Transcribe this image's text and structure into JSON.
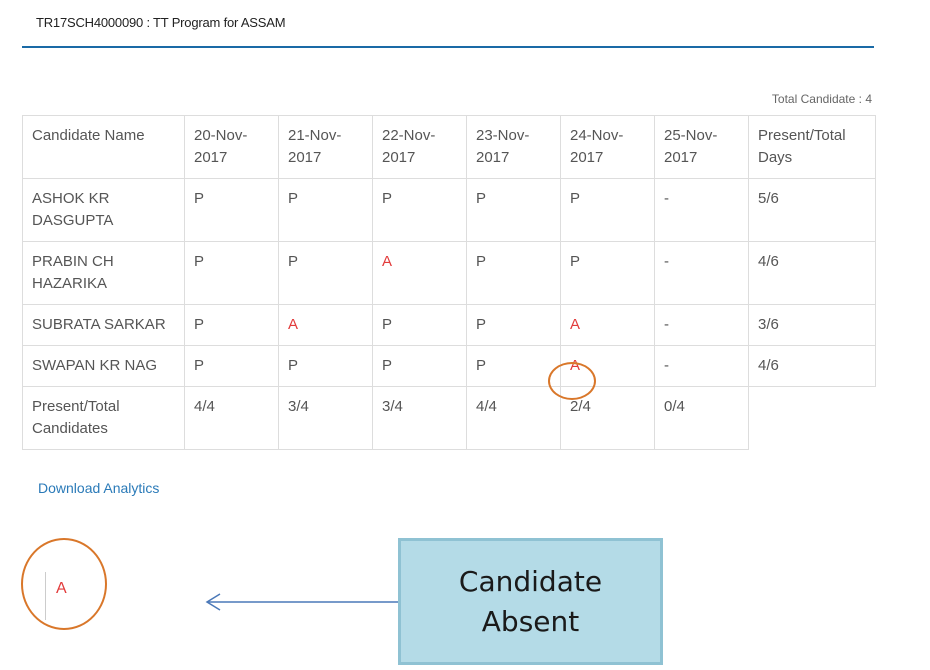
{
  "header": {
    "title": "TR17SCH4000090 : TT Program for ASSAM"
  },
  "summary": {
    "total_candidates_label": "Total Candidate : 4"
  },
  "table": {
    "columns": [
      "Candidate Name",
      "20-Nov-2017",
      "21-Nov-2017",
      "22-Nov-2017",
      "23-Nov-2017",
      "24-Nov-2017",
      "25-Nov-2017",
      "Present/Total Days"
    ],
    "rows": [
      {
        "name": "ASHOK KR DASGUPTA",
        "days": [
          "P",
          "P",
          "P",
          "P",
          "P",
          "-"
        ],
        "total": "5/6"
      },
      {
        "name": "PRABIN CH HAZARIKA",
        "days": [
          "P",
          "P",
          "A",
          "P",
          "P",
          "-"
        ],
        "total": "4/6"
      },
      {
        "name": "SUBRATA SARKAR",
        "days": [
          "P",
          "A",
          "P",
          "P",
          "A",
          "-"
        ],
        "total": "3/6"
      },
      {
        "name": "SWAPAN KR NAG",
        "days": [
          "P",
          "P",
          "P",
          "P",
          "A",
          "-"
        ],
        "total": "4/6"
      }
    ],
    "footer": {
      "label": "Present/Total Candidates",
      "values": [
        "4/4",
        "3/4",
        "3/4",
        "4/4",
        "2/4",
        "0/4"
      ]
    }
  },
  "actions": {
    "download_label": "Download Analytics"
  },
  "legend": {
    "absent_symbol": "A",
    "callout_text": "Candidate Absent"
  },
  "colors": {
    "accent": "#1a6aa6",
    "absent": "#e23b3b",
    "highlight": "#d9772a",
    "callout_bg": "#b4dbe7",
    "link": "#2a7ab8"
  }
}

^^^^

Return to the listing above and set it down exactly, leaving out its pictures.

Transcribe this image's text and structure into JSON.
{
  "header": {
    "title": "TR17SCH4000090 : TT Program for ASSAM"
  },
  "summary": {
    "total_candidates_label": "Total Candidate : 4"
  },
  "table": {
    "columns": [
      "Candidate Name",
      "20-Nov-2017",
      "21-Nov-2017",
      "22-Nov-2017",
      "23-Nov-2017",
      "24-Nov-2017",
      "25-Nov-2017",
      "Present/Total Days"
    ],
    "rows": [
      {
        "name": "ASHOK KR DASGUPTA",
        "days": [
          "P",
          "P",
          "P",
          "P",
          "P",
          "-"
        ],
        "total": "5/6"
      },
      {
        "name": "PRABIN CH HAZARIKA",
        "days": [
          "P",
          "P",
          "A",
          "P",
          "P",
          "-"
        ],
        "total": "4/6"
      },
      {
        "name": "SUBRATA SARKAR",
        "days": [
          "P",
          "A",
          "P",
          "P",
          "A",
          "-"
        ],
        "total": "3/6"
      },
      {
        "name": "SWAPAN KR NAG",
        "days": [
          "P",
          "P",
          "P",
          "P",
          "A",
          "-"
        ],
        "total": "4/6"
      }
    ],
    "footer": {
      "label": "Present/Total Candidates",
      "values": [
        "4/4",
        "3/4",
        "3/4",
        "4/4",
        "2/4",
        "0/4"
      ]
    }
  },
  "actions": {
    "download_label": "Download Analytics"
  },
  "legend": {
    "absent_symbol": "A",
    "callout_text": "Candidate Absent"
  },
  "colors": {
    "accent": "#1a6aa6",
    "absent": "#e23b3b",
    "highlight": "#d9772a",
    "callout_bg": "#b4dbe7",
    "link": "#2a7ab8"
  }
}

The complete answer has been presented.